→ **Stated goal**:
Check each line for the word "product" and give how many have it. Say nothing else.

→ **Recorded data**:
"""

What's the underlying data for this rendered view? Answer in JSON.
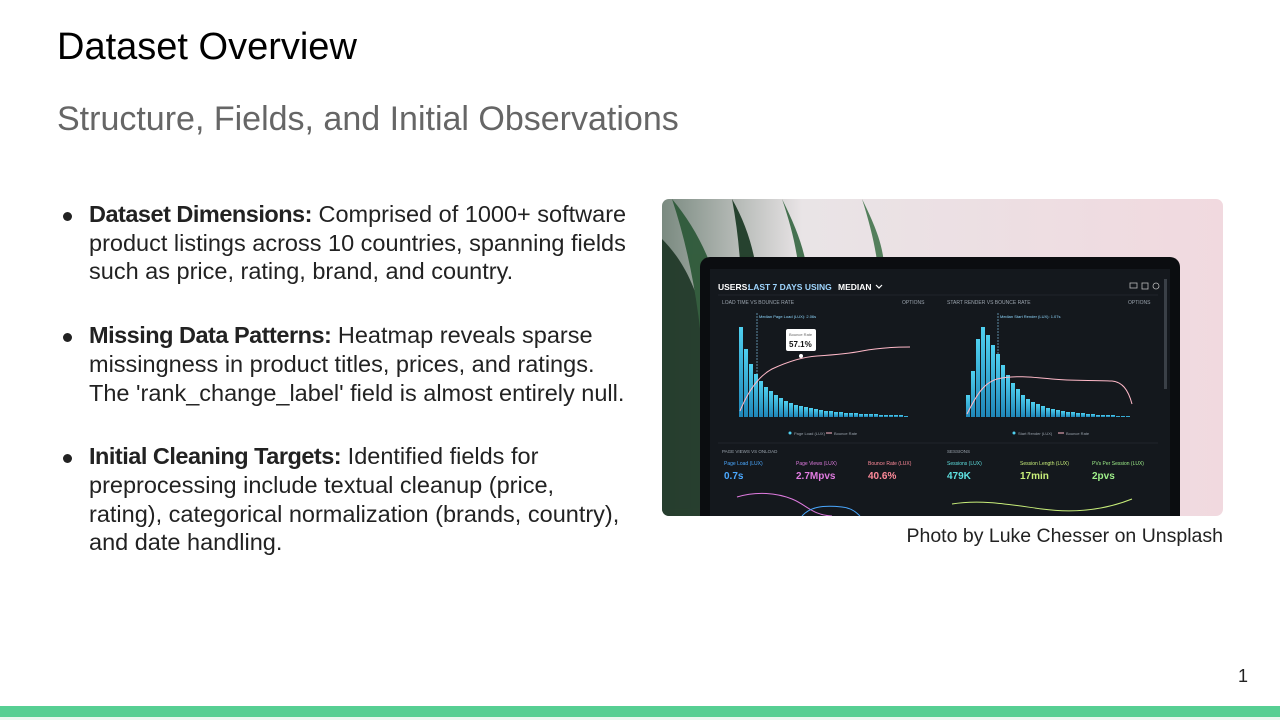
{
  "slide": {
    "title": "Dataset Overview",
    "subtitle": "Structure, Fields, and Initial Observations",
    "page_number": "1",
    "accent_color": "#57cf93"
  },
  "bullets": [
    {
      "heading": "Dataset Dimensions:",
      "text": " Comprised of 1000+ software product listings across 10 countries, spanning fields such as price, rating, brand, and country."
    },
    {
      "heading": "Missing Data Patterns:",
      "text": " Heatmap reveals sparse missingness in product titles, prices, and ratings. The 'rank_change_label' field is almost entirely null."
    },
    {
      "heading": "Initial Cleaning Targets:",
      "text": " Identified fields for preprocessing include textual cleanup (price, rating), categorical normalization (brands, country), and date handling."
    }
  ],
  "photo": {
    "caption": "Photo by Luke Chesser on Unsplash",
    "dashboard": {
      "header_prefix": "USERS:",
      "header_period": "LAST 7 DAYS USING",
      "header_method": "MEDIAN",
      "panel_left_title": "LOAD TIME VS BOUNCE RATE",
      "panel_right_title": "START RENDER VS BOUNCE RATE",
      "options_label": "OPTIONS",
      "tooltip_label": "Bounce Rate",
      "tooltip_value": "57.1%",
      "median_left": "Median Page Load (LUX): 2.06s",
      "median_right": "Median Start Render (LUX): 1.07s",
      "legend_left_a": "Page Load (LUX)",
      "legend_left_b": "Bounce Rate",
      "legend_right_a": "Start Render (LUX)",
      "legend_right_b": "Bounce Rate",
      "bottom_left_title": "PAGE VIEWS VS ONLOAD",
      "bottom_right_title": "SESSIONS",
      "metrics": [
        {
          "label": "Page Load (LUX)",
          "value": "0.7s",
          "color": "#4aa8ff"
        },
        {
          "label": "Page Views (LUX)",
          "value": "2.7Mpvs",
          "color": "#e07be0"
        },
        {
          "label": "Bounce Rate (LUX)",
          "value": "40.6%",
          "color": "#ff8a9a"
        },
        {
          "label": "Sessions (LUX)",
          "value": "479K",
          "color": "#5ee0e0"
        },
        {
          "label": "Session Length (LUX)",
          "value": "17min",
          "color": "#c9ef7a"
        },
        {
          "label": "PVs Per Session (LUX)",
          "value": "2pvs",
          "color": "#9ff08a"
        }
      ]
    }
  }
}
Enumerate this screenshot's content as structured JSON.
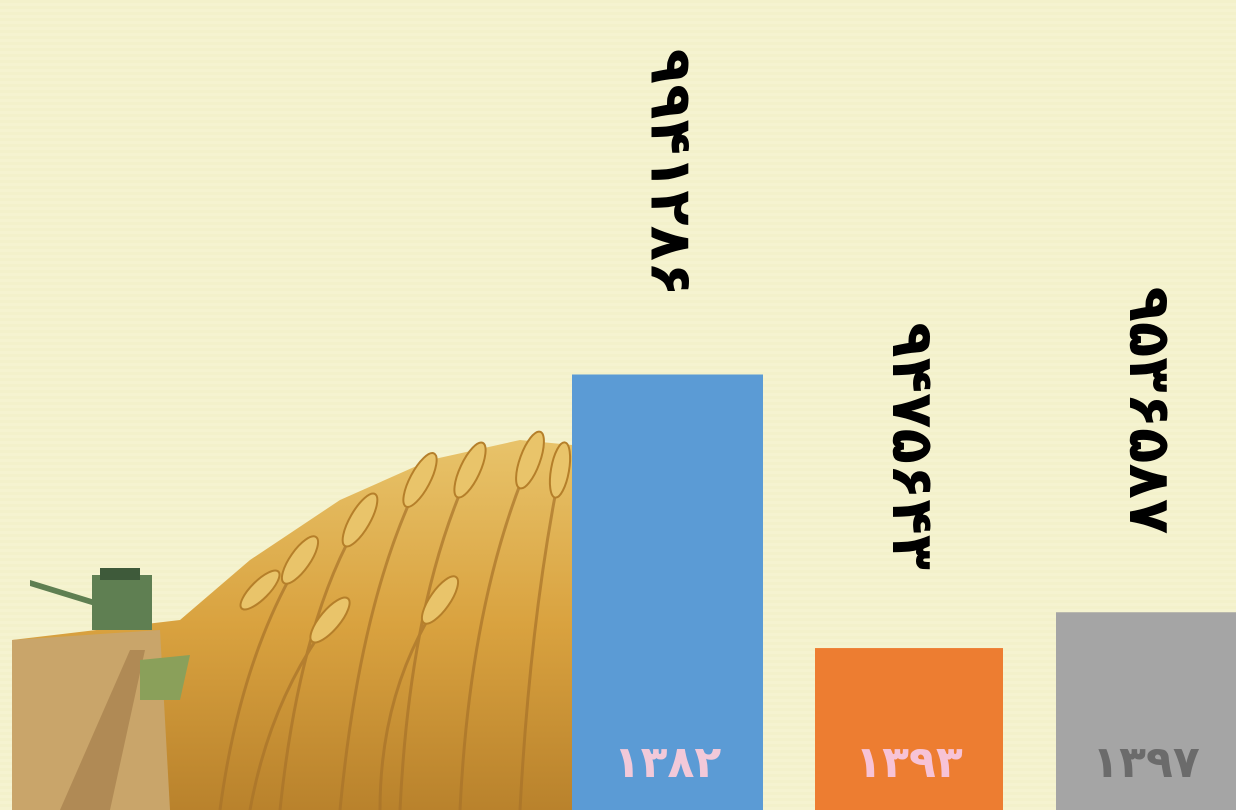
{
  "chart_data": {
    "type": "bar",
    "categories": [
      "۱۳۸۲",
      "۱۳۹۳",
      "۱۳۹۷"
    ],
    "values": [
      9941286,
      9475643,
      9536587
    ],
    "value_labels": [
      "۹۹۴۱۲۸۶",
      "۹۴۷۵۶۴۳",
      "۹۵۳۶۵۸۷"
    ],
    "colors": [
      "#5b9bd5",
      "#ed7d31",
      "#a5a5a5"
    ],
    "label_colors": [
      "#f2c9d9",
      "#f7c3d6",
      "#6b6b6b"
    ],
    "ylim": [
      9200000,
      10000000
    ]
  }
}
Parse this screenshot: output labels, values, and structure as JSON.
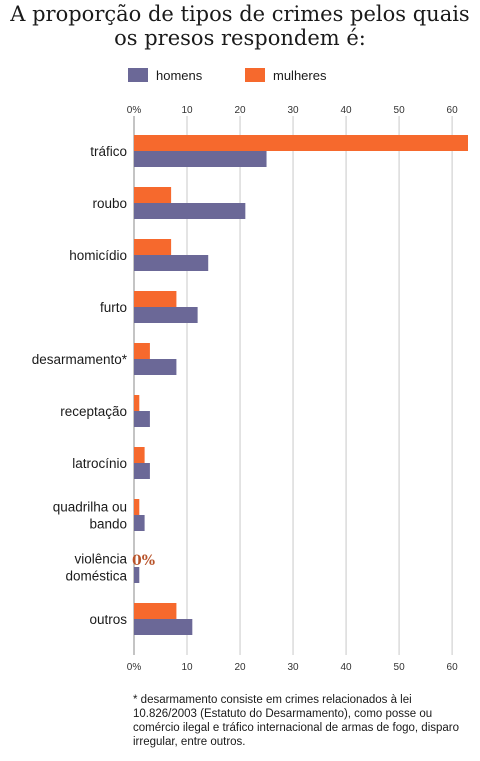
{
  "title_line1": "A proporção de tipos de crimes pelos quais",
  "title_line2": "os presos respondem é:",
  "legend": {
    "homens": "homens",
    "mulheres": "mulheres"
  },
  "colors": {
    "homens": "#6b6897",
    "mulheres": "#f6692d",
    "zero_label": "#b8532a",
    "grid": "#c9c9c9"
  },
  "chart_data": {
    "type": "bar",
    "orientation": "horizontal",
    "categories": [
      [
        "tráfico"
      ],
      [
        "roubo"
      ],
      [
        "homicídio"
      ],
      [
        "furto"
      ],
      [
        "desarmamento*"
      ],
      [
        "receptação"
      ],
      [
        "latrocínio"
      ],
      [
        "quadrilha ou",
        "bando"
      ],
      [
        "violência",
        "doméstica"
      ],
      [
        "outros"
      ]
    ],
    "series": [
      {
        "name": "mulheres",
        "values": [
          63,
          7,
          7,
          8,
          3,
          1,
          2,
          1,
          0,
          8
        ]
      },
      {
        "name": "homens",
        "values": [
          25,
          21,
          14,
          12,
          8,
          3,
          3,
          2,
          1,
          11
        ]
      }
    ],
    "xlim": [
      0,
      63
    ],
    "ticks": [
      "0%",
      "10",
      "20",
      "30",
      "40",
      "50",
      "60"
    ],
    "tick_values": [
      0,
      10,
      20,
      30,
      40,
      50,
      60
    ],
    "annotation": "0%",
    "grid": true,
    "legend_position": "top"
  },
  "footnote": "* desarmamento consiste em crimes relacionados à lei 10.826/2003 (Estatuto do Desarmamento), como posse ou comércio ilegal e tráfico internacional de armas de fogo, disparo irregular, entre outros."
}
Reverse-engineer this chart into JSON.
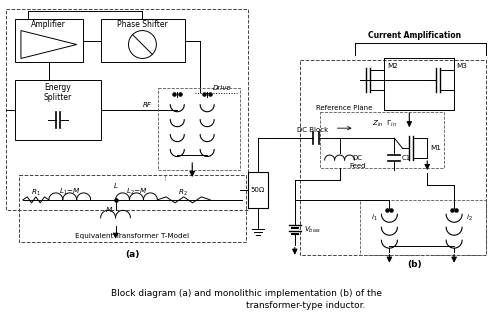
{
  "title_line1": "Block diagram (a) and monolithic implementation (b) of the",
  "title_line2": "transformer-type inductor.",
  "bg_color": "#ffffff",
  "fig_width": 4.92,
  "fig_height": 3.34,
  "dpi": 100,
  "label_a": "(a)",
  "label_b": "(b)"
}
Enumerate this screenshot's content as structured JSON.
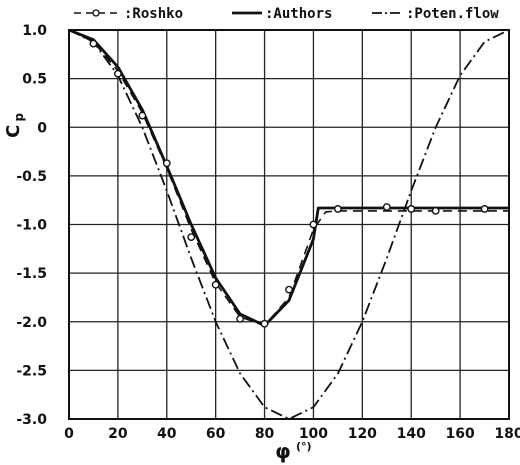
{
  "chart_data": {
    "type": "line",
    "title": "",
    "xlabel": "φ",
    "xlabel_unit": "(°)",
    "ylabel": "Cp",
    "xlim": [
      0,
      180
    ],
    "ylim": [
      -3.0,
      1.0
    ],
    "grid": true,
    "legend_position": "top",
    "x_ticks": [
      "0",
      "20",
      "40",
      "60",
      "80",
      "100",
      "120",
      "140",
      "160",
      "180"
    ],
    "y_ticks": [
      "1.0",
      "0.5",
      "0",
      "-0.5",
      "-1.0",
      "-1.5",
      "-2.0",
      "-2.5",
      "-3.0"
    ],
    "x_tick_values": [
      0,
      20,
      40,
      60,
      80,
      100,
      120,
      140,
      160,
      180
    ],
    "y_tick_values": [
      1.0,
      0.5,
      0,
      -0.5,
      -1.0,
      -1.5,
      -2.0,
      -2.5,
      -3.0
    ],
    "series": [
      {
        "name": ":Roshko",
        "style": "dashed",
        "marker": "circle",
        "color": "#111111",
        "x": [
          0,
          10,
          20,
          30,
          40,
          50,
          60,
          70,
          80,
          90,
          100,
          105,
          110,
          120,
          130,
          140,
          150,
          160,
          170,
          180
        ],
        "y": [
          1.0,
          0.88,
          0.58,
          0.15,
          -0.42,
          -1.05,
          -1.6,
          -1.95,
          -2.04,
          -1.75,
          -1.05,
          -0.87,
          -0.86,
          -0.86,
          -0.86,
          -0.86,
          -0.86,
          -0.86,
          -0.86,
          -0.86
        ]
      },
      {
        "name": ":Authors",
        "style": "solid",
        "color": "#111111",
        "x": [
          0,
          10,
          20,
          30,
          40,
          50,
          60,
          70,
          80,
          90,
          100,
          102,
          110,
          120,
          130,
          140,
          150,
          160,
          170,
          180
        ],
        "y": [
          1.0,
          0.9,
          0.62,
          0.18,
          -0.4,
          -1.0,
          -1.55,
          -1.92,
          -2.04,
          -1.78,
          -1.15,
          -0.83,
          -0.83,
          -0.83,
          -0.83,
          -0.83,
          -0.83,
          -0.83,
          -0.83,
          -0.83
        ]
      },
      {
        "name": ":Poten.flow",
        "style": "dashdot",
        "color": "#111111",
        "x": [
          0,
          10,
          20,
          30,
          40,
          50,
          60,
          70,
          80,
          90,
          100,
          110,
          120,
          130,
          140,
          150,
          160,
          170,
          180
        ],
        "y": [
          1.0,
          0.879,
          0.532,
          0.0,
          -0.653,
          -1.347,
          -2.0,
          -2.532,
          -2.879,
          -3.0,
          -2.879,
          -2.532,
          -2.0,
          -1.347,
          -0.653,
          0.0,
          0.532,
          0.879,
          1.0
        ]
      }
    ],
    "markers": {
      "series": ":Roshko",
      "x": [
        10,
        20,
        30,
        40,
        50,
        60,
        70,
        80,
        90,
        100,
        110,
        130,
        140,
        150,
        170
      ],
      "y": [
        0.86,
        0.55,
        0.12,
        -0.37,
        -1.13,
        -1.62,
        -1.97,
        -2.02,
        -1.67,
        -1.0,
        -0.84,
        -0.82,
        -0.84,
        -0.86,
        -0.84
      ]
    }
  }
}
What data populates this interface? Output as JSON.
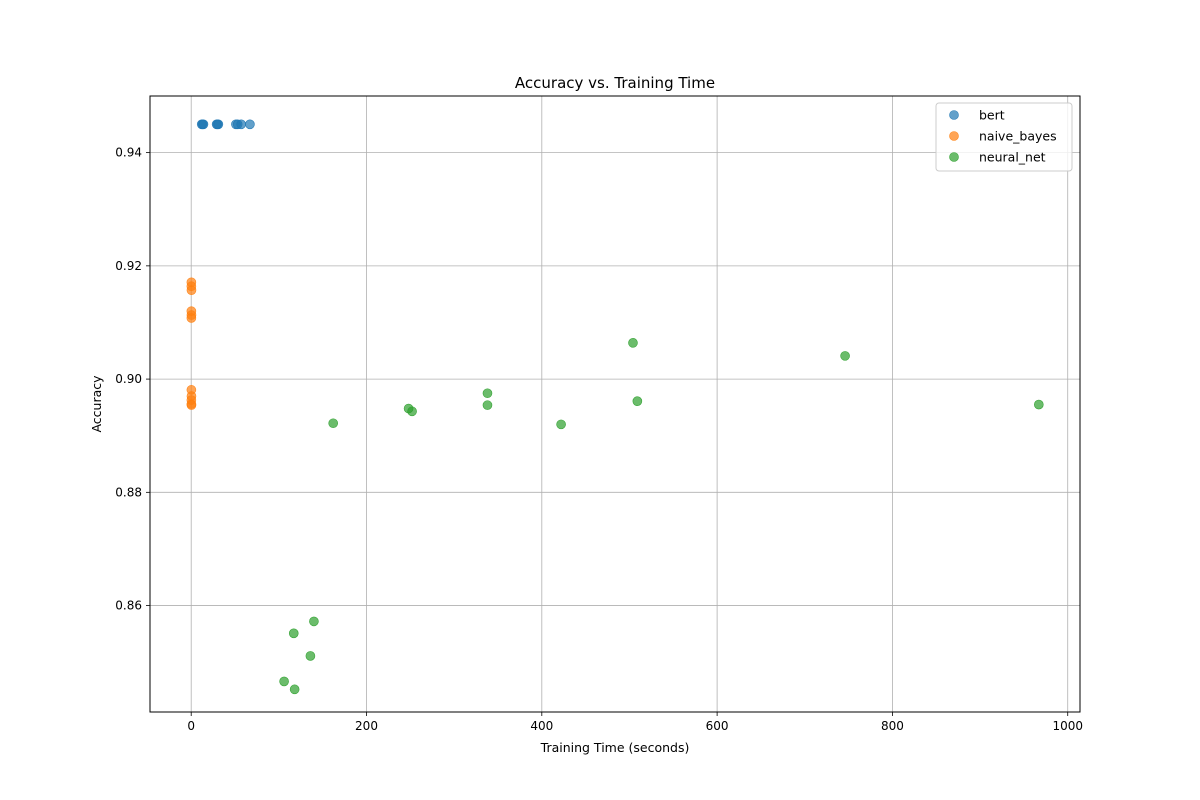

"""

→ **Answer to this exercise**:
2